Tertio, c’est paradoxal avec ce qu’on prône

Nous invitons tout le temps les mangeurs de viande à faire preuve d’empathie et de compassion, c’est-à-dire à se mettre à la place des animaux qui finissent dans leurs assiettes. Or nous oublions souvent de nous mettre nous-mêmes à la place d’un éleveur surendetté, d’un travailleur en abattoir qui n’a certainement pas choisi ce métier par vocation ou d’un omnivore qui ne diminue pas sa consommation de viande assez vite à notre goût.

Dans ces cas là, le jugement hâtif est bien souvent de mise. Du « connard d’éleveur », à « l’omnivore égoïste » ou encore à « l’employé d’abattoir sadique », une personne se résume alors aux attributs du groupe auquel elle appartient, au détriment de son individualité. Tout le monde est mis dans le même panier, hop, emballé, c’est pesé. Mais on oublie par exemple que:

  • Certains éleveurs se retrouvent pris à la gorge par un système qui leur permet à peine de joindre les deux bouts. Comment espérer qu’ils changent d’activité si nous ne les épaulons pas vers une sortie de crise ? Est-ce que quelqu’un s’imagine vraiment qu’en écrivant « change de métier ducon » sur Facebook, cela va porter ses fruits ?

* [MATÉRIEL FOURNI]
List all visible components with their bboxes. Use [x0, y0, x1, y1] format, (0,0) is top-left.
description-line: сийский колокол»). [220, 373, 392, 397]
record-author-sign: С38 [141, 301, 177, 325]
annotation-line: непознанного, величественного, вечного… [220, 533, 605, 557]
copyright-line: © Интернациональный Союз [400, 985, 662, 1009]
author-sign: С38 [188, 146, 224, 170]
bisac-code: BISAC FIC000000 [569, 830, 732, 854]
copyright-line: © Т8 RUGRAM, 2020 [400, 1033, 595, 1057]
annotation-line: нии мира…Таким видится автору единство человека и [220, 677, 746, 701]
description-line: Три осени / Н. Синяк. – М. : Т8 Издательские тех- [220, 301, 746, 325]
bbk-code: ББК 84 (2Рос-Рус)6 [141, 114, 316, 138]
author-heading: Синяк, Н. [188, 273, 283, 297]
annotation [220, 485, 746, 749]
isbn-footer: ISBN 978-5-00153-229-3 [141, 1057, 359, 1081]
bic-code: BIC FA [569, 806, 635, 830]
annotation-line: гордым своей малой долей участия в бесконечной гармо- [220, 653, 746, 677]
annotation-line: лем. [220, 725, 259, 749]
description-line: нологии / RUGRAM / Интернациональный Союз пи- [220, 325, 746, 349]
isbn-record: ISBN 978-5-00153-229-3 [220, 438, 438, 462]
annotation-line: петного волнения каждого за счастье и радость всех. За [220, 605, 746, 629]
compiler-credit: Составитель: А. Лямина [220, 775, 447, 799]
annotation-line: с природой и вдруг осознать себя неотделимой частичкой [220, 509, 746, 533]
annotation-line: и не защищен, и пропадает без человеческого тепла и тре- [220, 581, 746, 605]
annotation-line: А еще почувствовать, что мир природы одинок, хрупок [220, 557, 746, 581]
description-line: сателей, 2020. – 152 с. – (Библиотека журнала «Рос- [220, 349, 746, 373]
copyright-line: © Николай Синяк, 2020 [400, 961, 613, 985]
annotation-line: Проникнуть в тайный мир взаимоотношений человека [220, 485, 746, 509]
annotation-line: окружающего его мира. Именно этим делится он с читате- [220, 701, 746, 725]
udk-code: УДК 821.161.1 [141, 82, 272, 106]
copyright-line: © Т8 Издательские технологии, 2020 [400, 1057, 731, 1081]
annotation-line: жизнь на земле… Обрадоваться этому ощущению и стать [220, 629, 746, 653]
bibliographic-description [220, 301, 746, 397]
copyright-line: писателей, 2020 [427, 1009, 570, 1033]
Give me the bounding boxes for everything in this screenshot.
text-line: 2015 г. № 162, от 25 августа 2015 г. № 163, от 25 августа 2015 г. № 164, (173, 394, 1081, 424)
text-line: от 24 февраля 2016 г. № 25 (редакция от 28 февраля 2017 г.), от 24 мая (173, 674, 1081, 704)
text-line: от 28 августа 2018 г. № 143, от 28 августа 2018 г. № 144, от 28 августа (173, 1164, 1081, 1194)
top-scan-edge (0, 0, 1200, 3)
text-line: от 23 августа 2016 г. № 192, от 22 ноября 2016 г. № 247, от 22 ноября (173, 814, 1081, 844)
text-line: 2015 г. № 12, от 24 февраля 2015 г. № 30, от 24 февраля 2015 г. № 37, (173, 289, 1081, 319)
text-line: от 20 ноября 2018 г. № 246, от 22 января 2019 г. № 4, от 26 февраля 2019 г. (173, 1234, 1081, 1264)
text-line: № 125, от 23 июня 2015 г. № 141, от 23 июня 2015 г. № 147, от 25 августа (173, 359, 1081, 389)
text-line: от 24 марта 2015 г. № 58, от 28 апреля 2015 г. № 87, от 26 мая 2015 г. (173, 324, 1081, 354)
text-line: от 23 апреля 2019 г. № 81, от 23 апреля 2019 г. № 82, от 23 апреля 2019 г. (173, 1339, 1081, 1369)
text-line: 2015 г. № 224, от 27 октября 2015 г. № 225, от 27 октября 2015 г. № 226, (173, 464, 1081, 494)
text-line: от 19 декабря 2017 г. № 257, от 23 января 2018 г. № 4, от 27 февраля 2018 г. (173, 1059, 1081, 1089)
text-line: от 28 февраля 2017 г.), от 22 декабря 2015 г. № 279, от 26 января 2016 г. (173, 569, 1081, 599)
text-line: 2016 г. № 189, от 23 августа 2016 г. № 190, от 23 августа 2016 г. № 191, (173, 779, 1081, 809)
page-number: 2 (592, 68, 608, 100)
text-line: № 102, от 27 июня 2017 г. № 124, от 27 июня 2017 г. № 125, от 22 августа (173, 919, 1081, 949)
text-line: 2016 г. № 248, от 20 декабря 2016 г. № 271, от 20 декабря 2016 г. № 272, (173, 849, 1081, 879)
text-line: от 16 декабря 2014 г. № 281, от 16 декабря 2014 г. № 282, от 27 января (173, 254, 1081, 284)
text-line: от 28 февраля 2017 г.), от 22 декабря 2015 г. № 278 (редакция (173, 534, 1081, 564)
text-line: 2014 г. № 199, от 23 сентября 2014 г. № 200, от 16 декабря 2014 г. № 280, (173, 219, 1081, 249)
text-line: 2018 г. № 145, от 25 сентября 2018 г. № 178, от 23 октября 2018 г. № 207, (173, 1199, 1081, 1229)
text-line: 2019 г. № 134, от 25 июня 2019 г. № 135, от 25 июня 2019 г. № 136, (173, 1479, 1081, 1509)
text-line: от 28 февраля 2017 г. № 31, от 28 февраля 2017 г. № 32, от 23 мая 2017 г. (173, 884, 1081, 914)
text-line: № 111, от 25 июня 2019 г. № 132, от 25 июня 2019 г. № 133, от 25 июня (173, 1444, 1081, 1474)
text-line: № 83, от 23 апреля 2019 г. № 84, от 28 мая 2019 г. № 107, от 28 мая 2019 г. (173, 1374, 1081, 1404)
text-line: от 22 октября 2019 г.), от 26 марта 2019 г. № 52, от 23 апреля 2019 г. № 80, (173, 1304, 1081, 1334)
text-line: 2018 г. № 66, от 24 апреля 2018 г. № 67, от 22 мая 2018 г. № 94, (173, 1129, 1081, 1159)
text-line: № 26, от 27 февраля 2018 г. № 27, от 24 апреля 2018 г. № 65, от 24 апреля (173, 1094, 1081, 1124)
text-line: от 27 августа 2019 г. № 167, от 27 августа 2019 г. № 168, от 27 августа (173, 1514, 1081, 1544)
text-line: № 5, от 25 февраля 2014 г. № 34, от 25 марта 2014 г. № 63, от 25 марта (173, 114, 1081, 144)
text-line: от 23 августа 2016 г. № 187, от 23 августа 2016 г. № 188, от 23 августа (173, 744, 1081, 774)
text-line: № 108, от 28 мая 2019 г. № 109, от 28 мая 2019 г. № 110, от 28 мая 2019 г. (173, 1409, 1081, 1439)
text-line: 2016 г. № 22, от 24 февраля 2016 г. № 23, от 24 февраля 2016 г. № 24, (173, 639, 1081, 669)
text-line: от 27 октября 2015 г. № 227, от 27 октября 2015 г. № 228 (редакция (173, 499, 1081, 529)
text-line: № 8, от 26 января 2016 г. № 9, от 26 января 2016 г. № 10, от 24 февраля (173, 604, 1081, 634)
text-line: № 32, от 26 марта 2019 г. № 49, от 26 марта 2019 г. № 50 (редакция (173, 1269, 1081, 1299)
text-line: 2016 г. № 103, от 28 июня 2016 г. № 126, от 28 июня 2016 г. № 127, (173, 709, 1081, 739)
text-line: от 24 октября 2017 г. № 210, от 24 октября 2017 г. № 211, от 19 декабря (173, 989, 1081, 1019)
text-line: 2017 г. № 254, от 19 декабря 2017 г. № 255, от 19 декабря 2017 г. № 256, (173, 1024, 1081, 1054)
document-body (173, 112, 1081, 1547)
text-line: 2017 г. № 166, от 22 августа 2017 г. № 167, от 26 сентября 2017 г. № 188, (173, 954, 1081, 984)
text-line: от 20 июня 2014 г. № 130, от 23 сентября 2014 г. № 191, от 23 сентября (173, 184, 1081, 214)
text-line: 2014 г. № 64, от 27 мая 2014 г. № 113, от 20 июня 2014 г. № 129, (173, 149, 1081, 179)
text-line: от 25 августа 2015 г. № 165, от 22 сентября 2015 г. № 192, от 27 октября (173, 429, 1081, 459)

* [TÂCHE COURTE 1] Recopiez le passage de l'extrait qui va de « Nous invitons tout » jusqu'à « à notre goût. » inclus.
* [TÂCHE COURTE 2] Traduisez en anglais cette phrase de l'extrait : « Dans ces cas là, le jugement hâtif est bien souvent de mise. »
Les enregistrements forment un matériel distinct de l'extrait.

* [RÉPONSE 1]
Nous invitons tout le temps les mangeurs de viande à faire preuve d’empathie et de compassion, c’est-à-dire à se mettre à la place des animaux qui finissent dans leurs assiettes. Or nous oublions souvent de nous mettre nous-mêmes à la place d’un éleveur surendetté, d’un travailleur en abattoir qui n’a certainement pas choisi ce métier par vocation ou d’un omnivore qui ne diminue pas sa consommation de viande assez vite à notre goût.

* [RÉPONSE 2] In such cases, hasty judgment is very often the norm.